(Dataset rows about figures)
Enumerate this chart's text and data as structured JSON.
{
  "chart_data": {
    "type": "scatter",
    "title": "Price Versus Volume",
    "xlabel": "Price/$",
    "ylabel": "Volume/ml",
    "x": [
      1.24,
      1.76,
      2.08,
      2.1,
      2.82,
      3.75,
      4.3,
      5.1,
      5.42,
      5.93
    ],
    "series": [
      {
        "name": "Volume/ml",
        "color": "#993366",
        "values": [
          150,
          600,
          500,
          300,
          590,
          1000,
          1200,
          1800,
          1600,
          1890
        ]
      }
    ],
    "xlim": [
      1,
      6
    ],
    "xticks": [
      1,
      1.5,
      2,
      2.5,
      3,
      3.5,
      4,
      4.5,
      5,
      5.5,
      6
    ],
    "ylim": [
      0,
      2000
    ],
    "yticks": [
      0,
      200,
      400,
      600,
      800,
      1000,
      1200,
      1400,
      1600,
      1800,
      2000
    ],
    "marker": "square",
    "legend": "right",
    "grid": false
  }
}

EXERCISE PROMPT ▸ Return the listing above word for word.

EXERCISE OUTPUT ▸
Enumerate this chart's text and data as structured JSON.
{
  "chart_data": {
    "type": "scatter",
    "title": "Price Versus Volume",
    "xlabel": "Price/$",
    "ylabel": "Volume/ml",
    "x": [
      1.24,
      1.76,
      2.08,
      2.1,
      2.82,
      3.75,
      4.3,
      5.1,
      5.42,
      5.93
    ],
    "series": [
      {
        "name": "Volume/ml",
        "color": "#993366",
        "values": [
          150,
          600,
          500,
          300,
          590,
          1000,
          1200,
          1800,
          1600,
          1890
        ]
      }
    ],
    "xlim": [
      1,
      6
    ],
    "xticks": [
      1,
      1.5,
      2,
      2.5,
      3,
      3.5,
      4,
      4.5,
      5,
      5.5,
      6
    ],
    "ylim": [
      0,
      2000
    ],
    "yticks": [
      0,
      200,
      400,
      600,
      800,
      1000,
      1200,
      1400,
      1600,
      1800,
      2000
    ],
    "marker": "square",
    "legend": "right",
    "grid": false
  }
}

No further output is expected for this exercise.